[Saved entries]
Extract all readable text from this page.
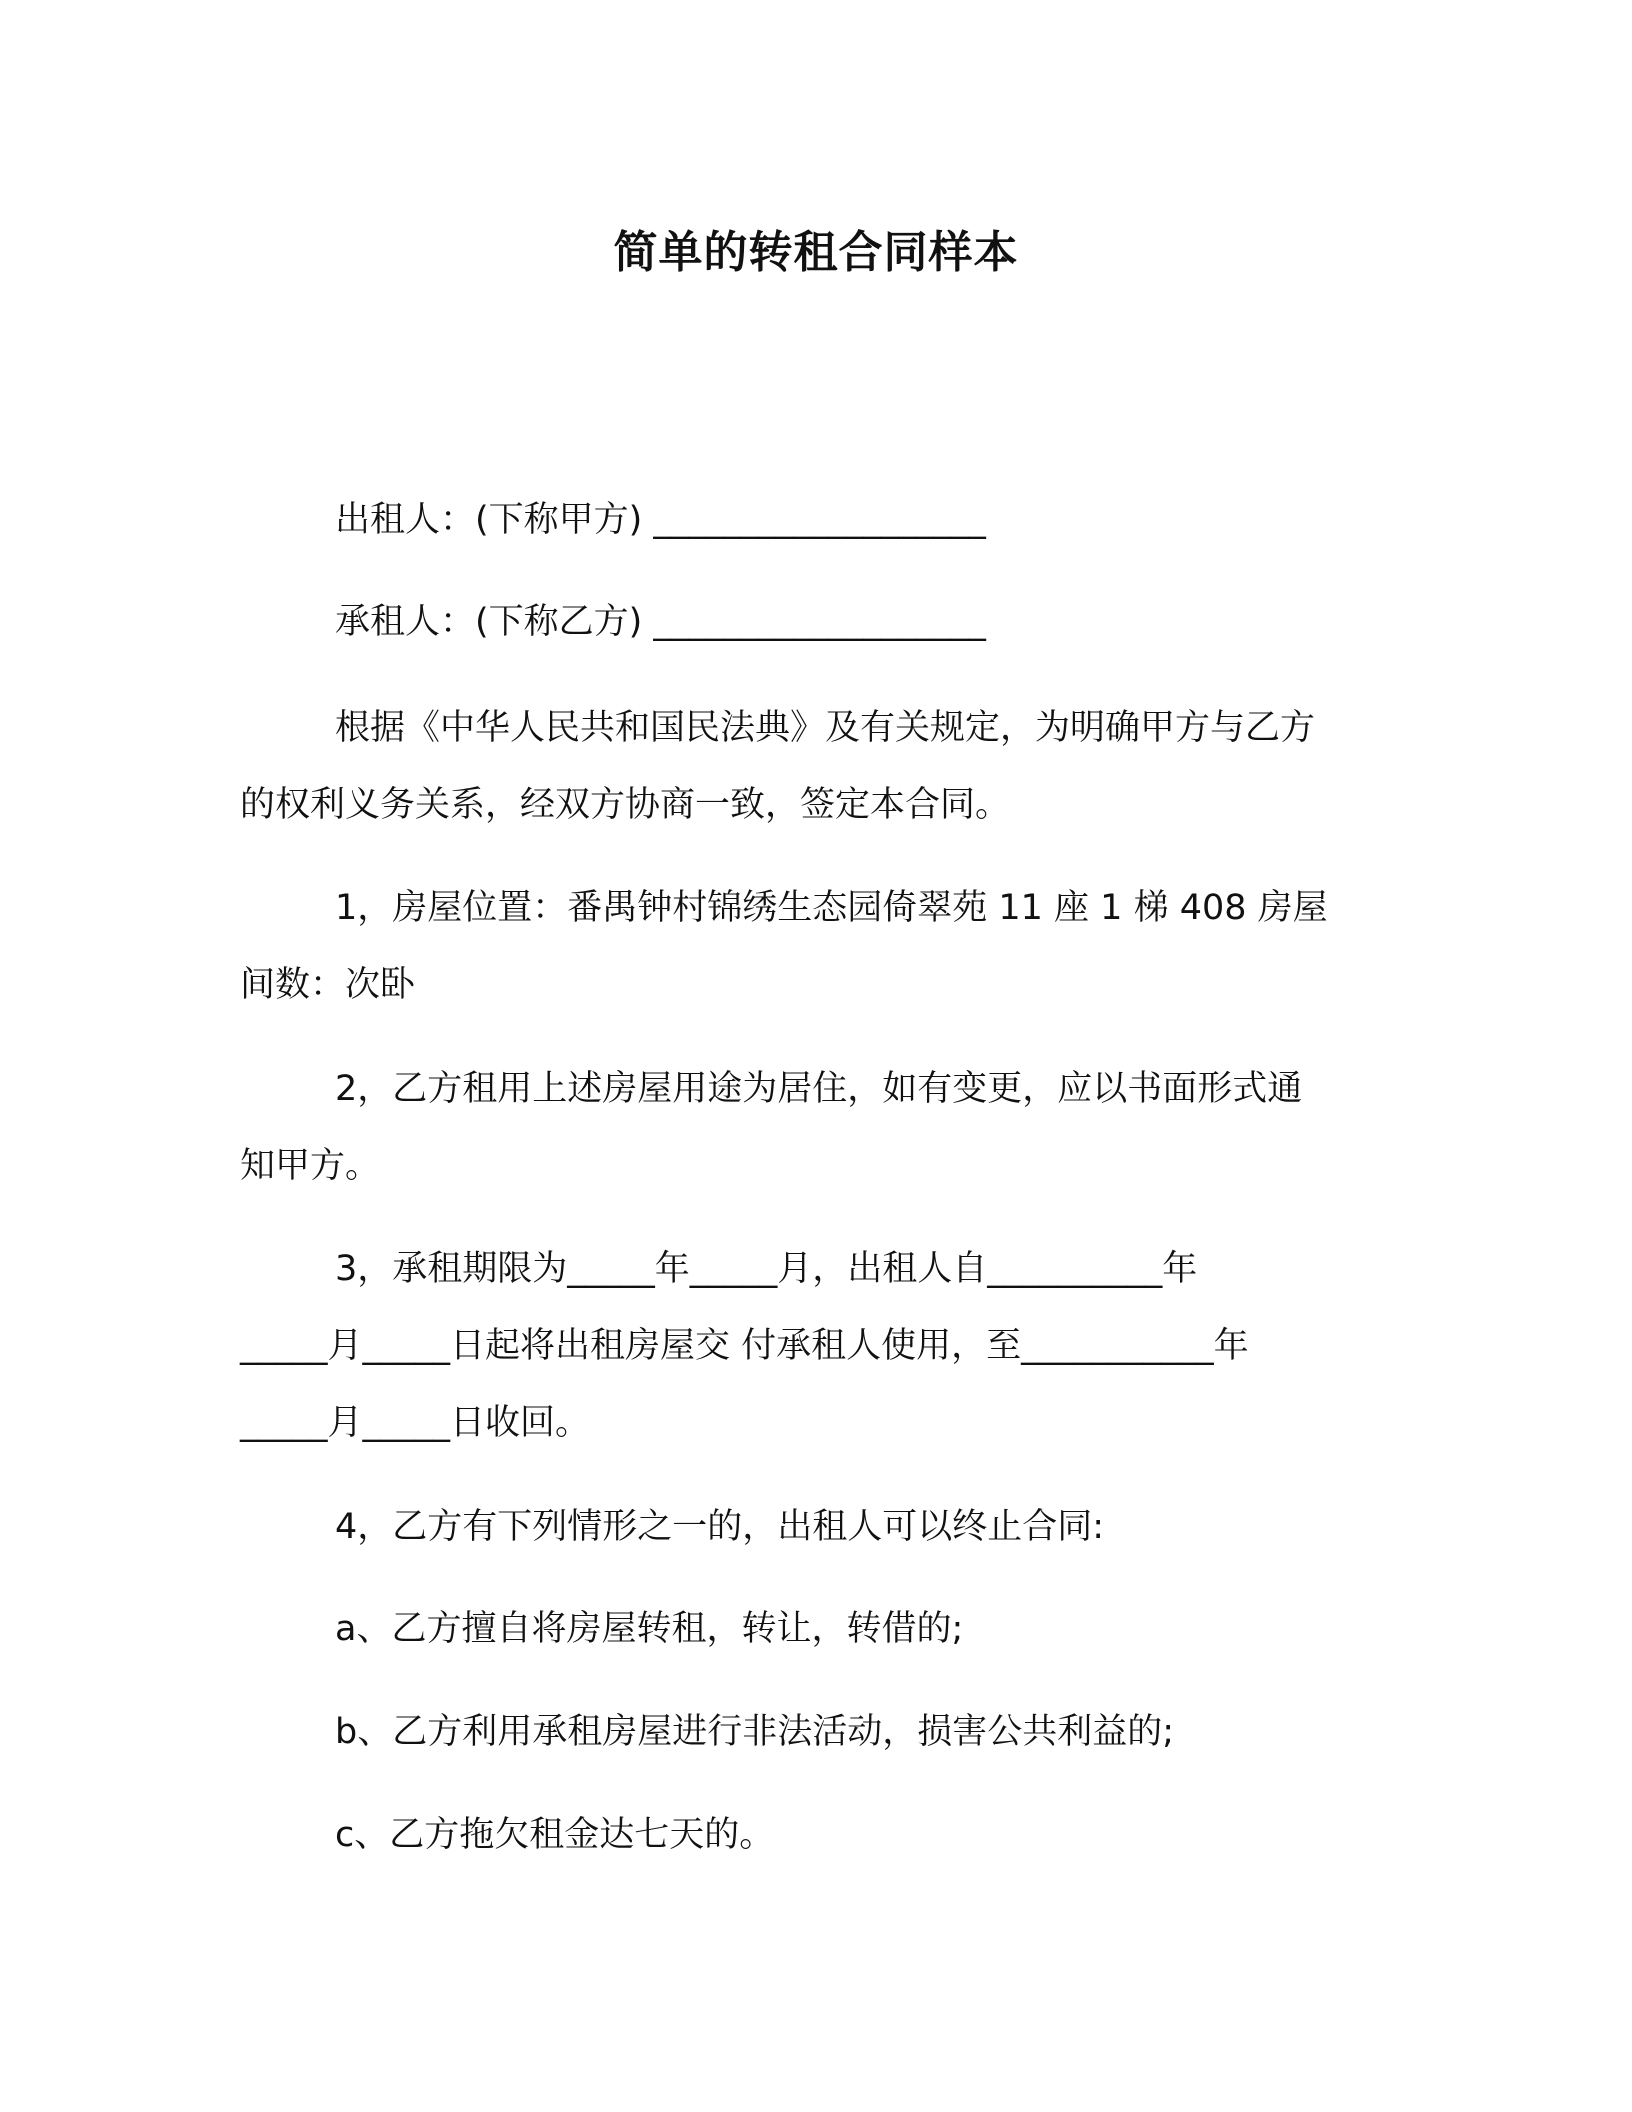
简单的转租合同样本
出租人：(下称甲方) ___________________
承租人：(下称乙方) ___________________
根据《中华人民共和国民法典》及有关规定，为明确甲方与乙方
的权利义务关系，经双方协商一致，签定本合同。
1，房屋位置：番禺钟村锦绣生态园倚翠苑 11 座 1 梯 408 房屋
间数：次卧
2，乙方租用上述房屋用途为居住，如有变更，应以书面形式通
知甲方。
3，承租期限为_____年_____月，出租人自__________年
_____月_____日起将出租房屋交 付承租人使用，至___________年
_____月_____日收回。
4，乙方有下列情形之一的，出租人可以终止合同:
a、乙方擅自将房屋转租，转让，转借的;
b、乙方利用承租房屋进行非法活动，损害公共利益的;
c、乙方拖欠租金达七天的。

- Stated problem -
All of the entries above should be copied exactly, except for the pictures.

- Answer to the problem -
Extract all readable text from this page.
简单的转租合同样本
出租人：(下称甲方) ___________________
承租人：(下称乙方) ___________________
根据《中华人民共和国民法典》及有关规定，为明确甲方与乙方
的权利义务关系，经双方协商一致，签定本合同。
1，房屋位置：番禺钟村锦绣生态园倚翠苑 11 座 1 梯 408 房屋
间数：次卧
2，乙方租用上述房屋用途为居住，如有变更，应以书面形式通
知甲方。
3，承租期限为_____年_____月，出租人自__________年
_____月_____日起将出租房屋交 付承租人使用，至___________年
_____月_____日收回。
4，乙方有下列情形之一的，出租人可以终止合同:
a、乙方擅自将房屋转租，转让，转借的;
b、乙方利用承租房屋进行非法活动，损害公共利益的;
c、乙方拖欠租金达七天的。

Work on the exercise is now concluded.